SUPPLIED MATERIAL |
------------------------------
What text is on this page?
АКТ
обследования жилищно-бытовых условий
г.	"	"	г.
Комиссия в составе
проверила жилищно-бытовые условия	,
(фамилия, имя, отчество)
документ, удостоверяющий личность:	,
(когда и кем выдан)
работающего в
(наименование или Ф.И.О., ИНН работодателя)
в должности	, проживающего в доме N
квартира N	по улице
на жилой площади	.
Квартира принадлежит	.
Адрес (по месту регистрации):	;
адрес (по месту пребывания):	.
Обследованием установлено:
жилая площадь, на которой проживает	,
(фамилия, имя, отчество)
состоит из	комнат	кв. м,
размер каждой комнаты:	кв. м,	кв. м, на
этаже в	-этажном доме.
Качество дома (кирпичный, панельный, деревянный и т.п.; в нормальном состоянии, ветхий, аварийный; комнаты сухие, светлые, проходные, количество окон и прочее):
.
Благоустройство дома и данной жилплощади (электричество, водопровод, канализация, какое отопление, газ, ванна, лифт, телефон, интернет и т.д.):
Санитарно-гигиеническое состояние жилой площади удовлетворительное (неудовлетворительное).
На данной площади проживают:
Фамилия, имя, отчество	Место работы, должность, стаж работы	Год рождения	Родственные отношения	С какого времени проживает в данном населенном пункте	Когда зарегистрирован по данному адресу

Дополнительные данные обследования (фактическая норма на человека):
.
------------------------------
Copy out each record from above, exactly.

TASK OUTPUT |
What text is on this page?
АКТ
обследования жилищно-бытовых условий
г.	"	"	г.
Комиссия в составе
проверила жилищно-бытовые условия	,
(фамилия, имя, отчество)
документ, удостоверяющий личность:	,
(когда и кем выдан)
работающего в
(наименование или Ф.И.О., ИНН работодателя)
в должности	, проживающего в доме N
квартира N	по улице
на жилой площади	.
Квартира принадлежит	.
Адрес (по месту регистрации):	;
адрес (по месту пребывания):	.
Обследованием установлено:
жилая площадь, на которой проживает	,
(фамилия, имя, отчество)
состоит из	комнат	кв. м,
размер каждой комнаты:	кв. м,	кв. м, на
этаже в	-этажном доме.
Качество дома (кирпичный, панельный, деревянный и т.п.; в нормальном состоянии, ветхий, аварийный; комнаты сухие, светлые, проходные, количество окон и прочее):
.
Благоустройство дома и данной жилплощади (электричество, водопровод, канализация, какое отопление, газ, ванна, лифт, телефон, интернет и т.д.):
Санитарно-гигиеническое состояние жилой площади удовлетворительное (неудовлетворительное).
На данной площади проживают:
Фамилия, имя, отчество	Место работы, должность, стаж работы	Год рождения	Родственные отношения	С какого времени проживает в данном населенном пункте	Когда зарегистрирован по данному адресу

Дополнительные данные обследования (фактическая норма на человека):
.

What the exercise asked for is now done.